**Dataset entries:**
— begin —

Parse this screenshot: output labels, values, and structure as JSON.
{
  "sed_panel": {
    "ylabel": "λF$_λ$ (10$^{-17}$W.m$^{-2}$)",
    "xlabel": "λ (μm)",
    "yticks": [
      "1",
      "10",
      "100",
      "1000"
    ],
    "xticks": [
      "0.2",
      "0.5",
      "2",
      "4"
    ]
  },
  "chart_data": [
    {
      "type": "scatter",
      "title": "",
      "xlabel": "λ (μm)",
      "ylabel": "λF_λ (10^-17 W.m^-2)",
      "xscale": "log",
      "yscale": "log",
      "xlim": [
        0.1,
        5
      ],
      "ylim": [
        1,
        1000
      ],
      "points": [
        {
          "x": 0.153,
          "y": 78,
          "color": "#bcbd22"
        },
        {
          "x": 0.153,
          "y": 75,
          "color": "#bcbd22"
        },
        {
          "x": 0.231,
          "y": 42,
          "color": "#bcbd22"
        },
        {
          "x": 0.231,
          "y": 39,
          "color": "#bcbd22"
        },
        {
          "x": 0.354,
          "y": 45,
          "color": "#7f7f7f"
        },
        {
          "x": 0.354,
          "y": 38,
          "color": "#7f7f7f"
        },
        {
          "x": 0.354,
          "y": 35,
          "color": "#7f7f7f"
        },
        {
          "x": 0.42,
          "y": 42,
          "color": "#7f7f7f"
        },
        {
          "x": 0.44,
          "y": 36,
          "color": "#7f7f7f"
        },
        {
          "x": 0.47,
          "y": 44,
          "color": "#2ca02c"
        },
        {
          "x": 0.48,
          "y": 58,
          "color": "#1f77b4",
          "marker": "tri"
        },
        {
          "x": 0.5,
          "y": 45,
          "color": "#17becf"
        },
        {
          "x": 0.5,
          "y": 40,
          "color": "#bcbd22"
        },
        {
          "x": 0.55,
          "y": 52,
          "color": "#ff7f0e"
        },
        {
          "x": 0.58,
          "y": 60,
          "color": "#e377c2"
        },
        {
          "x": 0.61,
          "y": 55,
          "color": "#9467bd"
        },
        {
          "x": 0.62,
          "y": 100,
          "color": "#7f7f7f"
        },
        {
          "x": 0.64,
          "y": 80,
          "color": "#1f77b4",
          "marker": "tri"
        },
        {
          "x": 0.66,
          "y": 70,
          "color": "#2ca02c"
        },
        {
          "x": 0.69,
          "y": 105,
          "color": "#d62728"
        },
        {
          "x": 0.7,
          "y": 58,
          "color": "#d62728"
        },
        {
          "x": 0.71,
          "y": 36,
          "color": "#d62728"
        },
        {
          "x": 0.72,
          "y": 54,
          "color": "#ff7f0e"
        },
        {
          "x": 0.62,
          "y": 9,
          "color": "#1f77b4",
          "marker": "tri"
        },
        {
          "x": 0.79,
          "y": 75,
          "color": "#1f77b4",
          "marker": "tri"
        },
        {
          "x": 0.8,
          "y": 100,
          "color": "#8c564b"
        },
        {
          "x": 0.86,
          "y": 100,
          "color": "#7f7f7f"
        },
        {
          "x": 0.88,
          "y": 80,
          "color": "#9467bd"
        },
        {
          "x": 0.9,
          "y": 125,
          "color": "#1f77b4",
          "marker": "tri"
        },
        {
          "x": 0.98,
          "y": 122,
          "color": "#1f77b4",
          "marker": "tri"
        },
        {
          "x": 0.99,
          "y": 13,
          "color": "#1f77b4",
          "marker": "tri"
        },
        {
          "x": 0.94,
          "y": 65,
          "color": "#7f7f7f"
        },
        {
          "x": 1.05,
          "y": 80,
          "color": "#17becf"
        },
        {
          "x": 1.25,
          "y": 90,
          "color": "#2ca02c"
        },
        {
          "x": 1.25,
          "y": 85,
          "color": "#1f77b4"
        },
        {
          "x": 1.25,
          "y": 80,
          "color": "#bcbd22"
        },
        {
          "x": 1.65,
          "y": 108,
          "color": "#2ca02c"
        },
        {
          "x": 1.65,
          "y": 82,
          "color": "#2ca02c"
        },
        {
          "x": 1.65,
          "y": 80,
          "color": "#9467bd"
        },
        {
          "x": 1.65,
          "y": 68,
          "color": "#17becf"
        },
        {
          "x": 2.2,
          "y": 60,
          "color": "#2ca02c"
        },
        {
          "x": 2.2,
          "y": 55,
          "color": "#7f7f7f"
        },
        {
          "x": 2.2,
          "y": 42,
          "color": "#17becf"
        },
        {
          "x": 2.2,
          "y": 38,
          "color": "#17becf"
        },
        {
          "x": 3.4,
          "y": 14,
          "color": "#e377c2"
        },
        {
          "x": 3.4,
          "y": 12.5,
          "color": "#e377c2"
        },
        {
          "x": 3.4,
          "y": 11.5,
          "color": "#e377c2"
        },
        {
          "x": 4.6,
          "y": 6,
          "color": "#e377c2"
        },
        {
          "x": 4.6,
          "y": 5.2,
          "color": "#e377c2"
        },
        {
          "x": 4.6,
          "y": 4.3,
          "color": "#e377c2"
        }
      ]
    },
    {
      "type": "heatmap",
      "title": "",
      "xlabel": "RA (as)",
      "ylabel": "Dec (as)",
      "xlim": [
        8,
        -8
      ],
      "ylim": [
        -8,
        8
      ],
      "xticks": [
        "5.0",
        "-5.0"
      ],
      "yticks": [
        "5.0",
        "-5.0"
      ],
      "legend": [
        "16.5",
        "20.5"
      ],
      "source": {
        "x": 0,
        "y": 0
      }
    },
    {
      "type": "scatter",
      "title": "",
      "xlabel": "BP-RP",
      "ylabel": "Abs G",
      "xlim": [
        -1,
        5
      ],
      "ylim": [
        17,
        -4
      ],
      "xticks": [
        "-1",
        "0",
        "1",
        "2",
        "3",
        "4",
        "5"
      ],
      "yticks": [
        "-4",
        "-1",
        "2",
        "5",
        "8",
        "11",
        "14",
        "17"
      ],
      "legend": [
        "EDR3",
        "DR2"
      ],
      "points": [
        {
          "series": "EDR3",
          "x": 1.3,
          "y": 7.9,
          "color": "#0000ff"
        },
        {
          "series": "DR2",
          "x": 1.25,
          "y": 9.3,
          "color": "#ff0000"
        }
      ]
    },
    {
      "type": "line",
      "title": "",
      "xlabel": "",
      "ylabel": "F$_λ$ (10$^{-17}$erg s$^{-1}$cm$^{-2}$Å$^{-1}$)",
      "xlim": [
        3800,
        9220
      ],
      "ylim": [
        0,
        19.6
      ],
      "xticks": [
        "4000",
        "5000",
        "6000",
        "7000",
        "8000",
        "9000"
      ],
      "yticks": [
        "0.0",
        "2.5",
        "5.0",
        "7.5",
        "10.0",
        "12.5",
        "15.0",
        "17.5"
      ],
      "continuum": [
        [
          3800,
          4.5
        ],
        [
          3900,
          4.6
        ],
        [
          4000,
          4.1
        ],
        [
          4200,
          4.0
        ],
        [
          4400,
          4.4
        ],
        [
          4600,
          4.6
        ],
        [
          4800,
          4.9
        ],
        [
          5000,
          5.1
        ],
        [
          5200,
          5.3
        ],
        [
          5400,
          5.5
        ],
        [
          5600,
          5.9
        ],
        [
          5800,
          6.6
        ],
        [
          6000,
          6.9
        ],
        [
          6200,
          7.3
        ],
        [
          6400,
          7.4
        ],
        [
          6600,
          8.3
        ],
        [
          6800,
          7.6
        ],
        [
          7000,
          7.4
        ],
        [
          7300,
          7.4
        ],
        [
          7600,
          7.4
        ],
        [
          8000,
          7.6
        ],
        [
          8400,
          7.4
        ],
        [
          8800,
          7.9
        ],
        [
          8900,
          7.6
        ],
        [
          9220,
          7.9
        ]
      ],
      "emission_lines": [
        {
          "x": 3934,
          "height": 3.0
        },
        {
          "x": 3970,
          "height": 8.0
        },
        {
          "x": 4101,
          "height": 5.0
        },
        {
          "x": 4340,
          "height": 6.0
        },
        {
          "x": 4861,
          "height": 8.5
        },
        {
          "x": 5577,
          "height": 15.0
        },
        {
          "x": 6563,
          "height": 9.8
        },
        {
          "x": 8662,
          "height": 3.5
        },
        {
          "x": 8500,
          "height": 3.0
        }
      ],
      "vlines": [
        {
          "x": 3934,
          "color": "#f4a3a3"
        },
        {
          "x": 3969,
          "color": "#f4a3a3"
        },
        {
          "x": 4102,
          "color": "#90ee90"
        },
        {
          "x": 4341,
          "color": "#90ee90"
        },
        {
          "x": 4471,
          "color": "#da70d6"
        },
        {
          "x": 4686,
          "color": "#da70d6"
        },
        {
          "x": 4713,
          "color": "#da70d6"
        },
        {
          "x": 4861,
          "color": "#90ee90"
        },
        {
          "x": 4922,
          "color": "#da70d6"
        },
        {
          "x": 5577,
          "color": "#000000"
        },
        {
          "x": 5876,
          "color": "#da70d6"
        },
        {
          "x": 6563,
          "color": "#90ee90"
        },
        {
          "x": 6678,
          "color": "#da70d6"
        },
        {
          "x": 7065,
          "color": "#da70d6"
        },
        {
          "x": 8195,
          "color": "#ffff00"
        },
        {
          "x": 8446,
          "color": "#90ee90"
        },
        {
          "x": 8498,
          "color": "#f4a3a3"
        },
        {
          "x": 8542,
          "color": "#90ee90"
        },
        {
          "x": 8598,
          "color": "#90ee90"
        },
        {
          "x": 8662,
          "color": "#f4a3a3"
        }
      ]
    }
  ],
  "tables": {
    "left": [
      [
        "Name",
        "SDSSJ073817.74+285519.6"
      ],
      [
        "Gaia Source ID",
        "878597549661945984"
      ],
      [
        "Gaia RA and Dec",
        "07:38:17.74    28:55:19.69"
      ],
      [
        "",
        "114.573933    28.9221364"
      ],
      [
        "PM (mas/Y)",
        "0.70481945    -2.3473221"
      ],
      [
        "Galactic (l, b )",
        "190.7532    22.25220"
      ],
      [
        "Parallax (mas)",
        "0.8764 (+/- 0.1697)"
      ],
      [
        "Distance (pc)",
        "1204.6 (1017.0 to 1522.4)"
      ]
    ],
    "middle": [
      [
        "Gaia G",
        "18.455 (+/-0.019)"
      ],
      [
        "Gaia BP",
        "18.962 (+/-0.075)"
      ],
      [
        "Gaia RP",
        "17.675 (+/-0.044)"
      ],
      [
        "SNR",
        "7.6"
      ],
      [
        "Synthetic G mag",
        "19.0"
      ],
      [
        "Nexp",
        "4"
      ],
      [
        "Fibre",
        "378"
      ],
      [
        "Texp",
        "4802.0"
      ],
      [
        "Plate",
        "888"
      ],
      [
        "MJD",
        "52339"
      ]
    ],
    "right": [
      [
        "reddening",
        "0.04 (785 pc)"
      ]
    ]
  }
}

— end —

**Written request:** Looking at the entries above, state how many lines contain "height"; give the number alone.

**Response:** 9